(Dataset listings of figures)

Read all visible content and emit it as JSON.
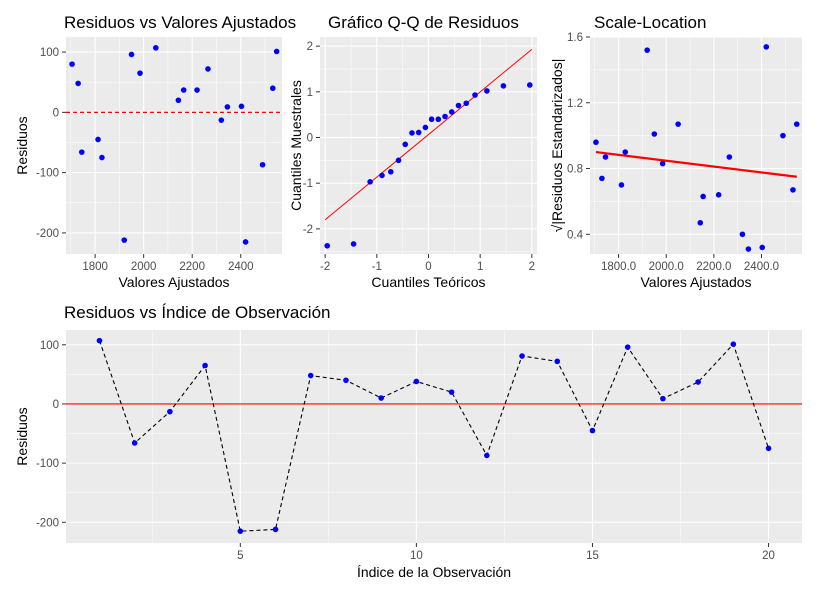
{
  "chart_data": [
    {
      "id": "resid-fitted",
      "type": "scatter",
      "title": "Residuos vs Valores Ajustados",
      "xlabel": "Valores Ajustados",
      "ylabel": "Residuos",
      "xlim": [
        1680,
        2570
      ],
      "ylim": [
        -235,
        125
      ],
      "xticks": [
        1800,
        2000,
        2200,
        2400
      ],
      "yticks": [
        -200,
        -100,
        0,
        100
      ],
      "grid": true,
      "point_color": "#0000ff",
      "reference_line": {
        "y": 0,
        "style": "dashed",
        "color": "#ff0000"
      },
      "points": [
        {
          "x": 1705,
          "y": 80
        },
        {
          "x": 1730,
          "y": 48
        },
        {
          "x": 1745,
          "y": -66
        },
        {
          "x": 1812,
          "y": -45
        },
        {
          "x": 1828,
          "y": -75
        },
        {
          "x": 1920,
          "y": -212
        },
        {
          "x": 1950,
          "y": 96
        },
        {
          "x": 1985,
          "y": 65
        },
        {
          "x": 2050,
          "y": 107
        },
        {
          "x": 2143,
          "y": 20
        },
        {
          "x": 2165,
          "y": 37
        },
        {
          "x": 2220,
          "y": 37
        },
        {
          "x": 2265,
          "y": 72
        },
        {
          "x": 2320,
          "y": -13
        },
        {
          "x": 2345,
          "y": 9
        },
        {
          "x": 2403,
          "y": 10
        },
        {
          "x": 2420,
          "y": -215
        },
        {
          "x": 2490,
          "y": -87
        },
        {
          "x": 2532,
          "y": 40
        },
        {
          "x": 2548,
          "y": 101
        }
      ]
    },
    {
      "id": "qq",
      "type": "scatter",
      "title": "Gráfico Q-Q de Residuos",
      "xlabel": "Cuantiles Teóricos",
      "ylabel": "Cuantiles Muestrales",
      "xlim": [
        -2.1,
        2.1
      ],
      "ylim": [
        -2.55,
        2.2
      ],
      "xticks": [
        -2,
        -1,
        0,
        1,
        2
      ],
      "yticks": [
        -2,
        -1,
        0,
        1,
        2
      ],
      "grid": true,
      "point_color": "#0000ff",
      "reference_line": {
        "from": [
          -2,
          -1.8
        ],
        "to": [
          2,
          1.93
        ],
        "color": "#ff0000"
      },
      "points": [
        {
          "x": -1.96,
          "y": -2.37
        },
        {
          "x": -1.45,
          "y": -2.33
        },
        {
          "x": -1.13,
          "y": -0.97
        },
        {
          "x": -0.9,
          "y": -0.83
        },
        {
          "x": -0.73,
          "y": -0.75
        },
        {
          "x": -0.58,
          "y": -0.5
        },
        {
          "x": -0.45,
          "y": -0.15
        },
        {
          "x": -0.32,
          "y": 0.1
        },
        {
          "x": -0.19,
          "y": 0.11
        },
        {
          "x": -0.06,
          "y": 0.22
        },
        {
          "x": 0.06,
          "y": 0.4
        },
        {
          "x": 0.19,
          "y": 0.4
        },
        {
          "x": 0.32,
          "y": 0.46
        },
        {
          "x": 0.45,
          "y": 0.56
        },
        {
          "x": 0.58,
          "y": 0.7
        },
        {
          "x": 0.73,
          "y": 0.75
        },
        {
          "x": 0.9,
          "y": 0.93
        },
        {
          "x": 1.13,
          "y": 1.02
        },
        {
          "x": 1.45,
          "y": 1.13
        },
        {
          "x": 1.96,
          "y": 1.15
        }
      ]
    },
    {
      "id": "scale-location",
      "type": "scatter",
      "title": "Scale-Location",
      "xlabel": "Valores Ajustados",
      "ylabel": "√|Residuos Estandarizados|",
      "xlim": [
        1680,
        2570
      ],
      "ylim": [
        0.28,
        1.6
      ],
      "xticks": [
        1800,
        2000,
        2200,
        2400
      ],
      "yticks": [
        0.4,
        0.8,
        1.2,
        1.6
      ],
      "grid": true,
      "point_color": "#0000ff",
      "trend_line": {
        "from": [
          1705,
          0.9
        ],
        "to": [
          2548,
          0.75
        ],
        "color": "#ff0000"
      },
      "points": [
        {
          "x": 1705,
          "y": 0.96
        },
        {
          "x": 1730,
          "y": 0.74
        },
        {
          "x": 1745,
          "y": 0.87
        },
        {
          "x": 1812,
          "y": 0.7
        },
        {
          "x": 1828,
          "y": 0.9
        },
        {
          "x": 1920,
          "y": 1.52
        },
        {
          "x": 1950,
          "y": 1.01
        },
        {
          "x": 1985,
          "y": 0.83
        },
        {
          "x": 2050,
          "y": 1.07
        },
        {
          "x": 2143,
          "y": 0.47
        },
        {
          "x": 2155,
          "y": 0.63
        },
        {
          "x": 2220,
          "y": 0.64
        },
        {
          "x": 2265,
          "y": 0.87
        },
        {
          "x": 2320,
          "y": 0.4
        },
        {
          "x": 2345,
          "y": 0.31
        },
        {
          "x": 2403,
          "y": 0.32
        },
        {
          "x": 2420,
          "y": 1.54
        },
        {
          "x": 2490,
          "y": 1.0
        },
        {
          "x": 2532,
          "y": 0.67
        },
        {
          "x": 2548,
          "y": 1.07
        }
      ]
    },
    {
      "id": "resid-index",
      "type": "line",
      "title": "Residuos vs Índice de Observación",
      "xlabel": "Índice de la Observación",
      "ylabel": "Residuos",
      "xlim": [
        0.05,
        20.95
      ],
      "ylim": [
        -235,
        125
      ],
      "xticks": [
        5,
        10,
        15,
        20
      ],
      "yticks": [
        -200,
        -100,
        0,
        100
      ],
      "grid": true,
      "point_color": "#0000ff",
      "line_style": "dashed",
      "line_color": "#000000",
      "reference_line": {
        "y": 0,
        "style": "solid",
        "color": "#ff0000"
      },
      "x": [
        1,
        2,
        3,
        4,
        5,
        6,
        7,
        8,
        9,
        10,
        11,
        12,
        13,
        14,
        15,
        16,
        17,
        18,
        19,
        20
      ],
      "values": [
        107,
        -66,
        -13,
        65,
        -215,
        -212,
        48,
        40,
        10,
        38,
        20,
        -87,
        81,
        72,
        -45,
        96,
        9,
        37,
        101,
        -75
      ]
    }
  ]
}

Required work
List all lines above in which the string "title" appears.

Solution
      "title": "Residuos vs Valores Ajustados",
      "title": "Gráfico Q-Q de Residuos",
      "title": "Scale-Location",
      "title": "Residuos vs Índice de Observación",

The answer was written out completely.